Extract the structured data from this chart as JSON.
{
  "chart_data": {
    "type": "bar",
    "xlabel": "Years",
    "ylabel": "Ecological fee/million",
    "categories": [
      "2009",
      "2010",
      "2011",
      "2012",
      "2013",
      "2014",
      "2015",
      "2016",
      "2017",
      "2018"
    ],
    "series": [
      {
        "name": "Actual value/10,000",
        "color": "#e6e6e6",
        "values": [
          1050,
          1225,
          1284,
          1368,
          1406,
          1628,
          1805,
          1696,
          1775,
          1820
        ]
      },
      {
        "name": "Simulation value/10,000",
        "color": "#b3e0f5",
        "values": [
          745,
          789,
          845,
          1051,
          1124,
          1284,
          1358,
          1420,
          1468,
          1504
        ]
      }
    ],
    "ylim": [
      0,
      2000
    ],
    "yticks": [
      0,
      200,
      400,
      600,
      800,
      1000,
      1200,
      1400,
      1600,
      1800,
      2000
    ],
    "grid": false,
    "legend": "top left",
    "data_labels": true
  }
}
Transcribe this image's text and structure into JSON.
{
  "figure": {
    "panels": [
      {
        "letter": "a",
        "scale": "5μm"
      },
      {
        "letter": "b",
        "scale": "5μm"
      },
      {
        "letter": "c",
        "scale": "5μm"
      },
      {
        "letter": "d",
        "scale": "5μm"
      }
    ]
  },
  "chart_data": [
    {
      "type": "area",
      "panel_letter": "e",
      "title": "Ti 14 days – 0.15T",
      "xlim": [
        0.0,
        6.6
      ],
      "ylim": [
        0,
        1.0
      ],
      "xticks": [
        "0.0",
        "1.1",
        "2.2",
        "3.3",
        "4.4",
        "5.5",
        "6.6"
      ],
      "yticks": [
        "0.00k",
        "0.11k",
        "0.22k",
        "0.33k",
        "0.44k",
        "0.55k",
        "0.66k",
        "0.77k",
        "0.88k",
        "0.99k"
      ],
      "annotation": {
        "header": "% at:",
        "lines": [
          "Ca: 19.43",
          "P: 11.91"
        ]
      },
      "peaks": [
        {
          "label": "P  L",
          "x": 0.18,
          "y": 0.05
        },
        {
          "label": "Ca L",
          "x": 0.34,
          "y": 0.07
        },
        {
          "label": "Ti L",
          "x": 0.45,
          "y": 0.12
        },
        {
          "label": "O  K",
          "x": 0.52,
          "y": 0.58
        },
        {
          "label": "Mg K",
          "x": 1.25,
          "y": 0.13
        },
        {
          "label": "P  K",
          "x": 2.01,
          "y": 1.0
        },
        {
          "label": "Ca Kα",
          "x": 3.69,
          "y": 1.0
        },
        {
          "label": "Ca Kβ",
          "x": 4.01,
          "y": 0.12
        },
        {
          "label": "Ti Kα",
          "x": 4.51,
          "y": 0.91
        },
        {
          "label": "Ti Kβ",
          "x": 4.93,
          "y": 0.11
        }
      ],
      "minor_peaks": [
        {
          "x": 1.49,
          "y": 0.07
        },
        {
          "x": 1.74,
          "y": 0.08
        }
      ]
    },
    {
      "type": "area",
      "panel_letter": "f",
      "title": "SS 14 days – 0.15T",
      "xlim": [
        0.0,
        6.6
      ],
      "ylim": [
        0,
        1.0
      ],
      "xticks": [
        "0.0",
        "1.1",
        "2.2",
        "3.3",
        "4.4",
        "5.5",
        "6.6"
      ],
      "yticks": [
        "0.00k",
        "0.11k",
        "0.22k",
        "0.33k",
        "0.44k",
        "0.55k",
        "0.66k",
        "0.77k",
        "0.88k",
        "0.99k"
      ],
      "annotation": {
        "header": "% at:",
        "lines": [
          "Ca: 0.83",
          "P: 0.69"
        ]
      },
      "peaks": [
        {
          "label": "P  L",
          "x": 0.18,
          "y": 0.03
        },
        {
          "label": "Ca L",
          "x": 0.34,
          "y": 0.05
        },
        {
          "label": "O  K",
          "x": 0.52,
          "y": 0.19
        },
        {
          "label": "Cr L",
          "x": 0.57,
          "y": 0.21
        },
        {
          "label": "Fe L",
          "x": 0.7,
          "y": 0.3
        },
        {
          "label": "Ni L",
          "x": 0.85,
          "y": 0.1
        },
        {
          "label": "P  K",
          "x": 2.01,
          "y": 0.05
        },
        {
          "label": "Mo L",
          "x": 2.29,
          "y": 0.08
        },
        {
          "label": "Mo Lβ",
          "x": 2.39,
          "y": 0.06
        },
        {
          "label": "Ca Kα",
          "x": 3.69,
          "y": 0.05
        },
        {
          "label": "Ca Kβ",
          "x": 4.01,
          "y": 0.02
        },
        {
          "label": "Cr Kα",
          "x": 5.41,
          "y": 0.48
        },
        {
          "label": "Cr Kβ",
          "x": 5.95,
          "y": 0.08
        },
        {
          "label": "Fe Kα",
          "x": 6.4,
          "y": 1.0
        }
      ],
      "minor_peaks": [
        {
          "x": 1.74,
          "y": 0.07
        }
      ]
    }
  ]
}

======

- Set task: Where a line in the material above holds "days", copy that line.

- The response:
      "title": "Ti 14 days – 0.15T",
      "title": "SS 14 days – 0.15T",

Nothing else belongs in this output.